WHAT IS BEING ASKED -
Please identify every line in the listing below that contains the string "column" and copy each of those lines. Case counts, so only an exact match of uppercase and lowercase letters qualifies.

INFORMATION SUPPLIED -

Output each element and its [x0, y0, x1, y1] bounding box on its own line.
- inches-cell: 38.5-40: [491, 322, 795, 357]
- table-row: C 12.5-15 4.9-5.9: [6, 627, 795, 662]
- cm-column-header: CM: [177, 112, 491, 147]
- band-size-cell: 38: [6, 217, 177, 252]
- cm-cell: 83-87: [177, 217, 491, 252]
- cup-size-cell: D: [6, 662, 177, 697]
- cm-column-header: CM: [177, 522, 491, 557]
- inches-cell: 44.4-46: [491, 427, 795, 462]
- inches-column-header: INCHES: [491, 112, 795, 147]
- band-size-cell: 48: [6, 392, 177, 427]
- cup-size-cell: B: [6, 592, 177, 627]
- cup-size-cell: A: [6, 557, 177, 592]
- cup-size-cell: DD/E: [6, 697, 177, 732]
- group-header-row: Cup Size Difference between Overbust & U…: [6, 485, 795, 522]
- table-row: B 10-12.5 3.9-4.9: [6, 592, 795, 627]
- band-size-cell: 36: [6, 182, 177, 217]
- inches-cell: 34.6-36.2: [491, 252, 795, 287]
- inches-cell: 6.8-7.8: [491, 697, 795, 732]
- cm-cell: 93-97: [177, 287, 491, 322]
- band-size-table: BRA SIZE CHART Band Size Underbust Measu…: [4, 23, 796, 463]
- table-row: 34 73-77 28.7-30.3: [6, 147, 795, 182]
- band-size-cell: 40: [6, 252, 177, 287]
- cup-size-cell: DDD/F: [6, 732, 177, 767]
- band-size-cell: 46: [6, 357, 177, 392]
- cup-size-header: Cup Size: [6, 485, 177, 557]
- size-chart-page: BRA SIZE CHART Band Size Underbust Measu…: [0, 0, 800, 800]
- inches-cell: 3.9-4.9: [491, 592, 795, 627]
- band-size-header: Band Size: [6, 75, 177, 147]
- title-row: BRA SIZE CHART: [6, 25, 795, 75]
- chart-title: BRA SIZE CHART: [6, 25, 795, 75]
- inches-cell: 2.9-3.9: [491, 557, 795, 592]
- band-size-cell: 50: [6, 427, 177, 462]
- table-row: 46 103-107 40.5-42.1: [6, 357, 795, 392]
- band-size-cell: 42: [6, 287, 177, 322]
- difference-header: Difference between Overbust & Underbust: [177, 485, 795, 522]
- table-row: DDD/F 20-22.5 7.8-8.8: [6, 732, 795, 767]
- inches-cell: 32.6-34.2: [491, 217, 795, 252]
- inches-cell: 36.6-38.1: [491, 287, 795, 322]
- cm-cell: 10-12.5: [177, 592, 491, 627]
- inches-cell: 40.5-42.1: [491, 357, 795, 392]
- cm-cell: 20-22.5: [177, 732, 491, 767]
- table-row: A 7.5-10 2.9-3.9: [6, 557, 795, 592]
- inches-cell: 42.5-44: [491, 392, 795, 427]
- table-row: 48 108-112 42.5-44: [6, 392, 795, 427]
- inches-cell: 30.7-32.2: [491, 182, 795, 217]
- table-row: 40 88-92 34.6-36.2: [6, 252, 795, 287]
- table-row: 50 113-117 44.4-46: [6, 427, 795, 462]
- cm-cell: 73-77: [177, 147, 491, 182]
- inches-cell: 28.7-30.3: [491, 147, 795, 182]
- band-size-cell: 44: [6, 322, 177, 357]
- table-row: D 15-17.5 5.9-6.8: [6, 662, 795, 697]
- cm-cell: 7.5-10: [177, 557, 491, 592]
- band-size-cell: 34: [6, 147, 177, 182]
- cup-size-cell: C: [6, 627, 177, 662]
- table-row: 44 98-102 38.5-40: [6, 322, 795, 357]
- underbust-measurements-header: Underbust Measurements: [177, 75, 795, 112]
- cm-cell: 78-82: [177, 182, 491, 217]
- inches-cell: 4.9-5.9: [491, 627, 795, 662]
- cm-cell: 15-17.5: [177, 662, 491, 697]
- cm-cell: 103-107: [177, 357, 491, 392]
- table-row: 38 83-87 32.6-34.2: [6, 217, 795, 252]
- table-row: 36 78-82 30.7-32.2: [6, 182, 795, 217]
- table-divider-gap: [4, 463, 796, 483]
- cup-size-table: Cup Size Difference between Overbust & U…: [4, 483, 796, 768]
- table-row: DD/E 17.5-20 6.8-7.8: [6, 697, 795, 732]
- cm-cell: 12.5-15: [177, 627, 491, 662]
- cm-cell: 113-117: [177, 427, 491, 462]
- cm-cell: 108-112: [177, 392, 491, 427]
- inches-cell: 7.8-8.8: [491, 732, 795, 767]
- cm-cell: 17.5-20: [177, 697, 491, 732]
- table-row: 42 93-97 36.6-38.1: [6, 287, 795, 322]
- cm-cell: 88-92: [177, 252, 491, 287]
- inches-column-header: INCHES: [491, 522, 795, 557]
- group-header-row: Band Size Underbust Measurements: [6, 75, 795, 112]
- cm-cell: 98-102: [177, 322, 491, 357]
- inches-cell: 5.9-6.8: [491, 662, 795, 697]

OUTPUT BELOW -
- cm-column-header: CM: [177, 112, 491, 147]
- cm-column-header: CM: [177, 522, 491, 557]
- inches-column-header: INCHES: [491, 112, 795, 147]
- inches-column-header: INCHES: [491, 522, 795, 557]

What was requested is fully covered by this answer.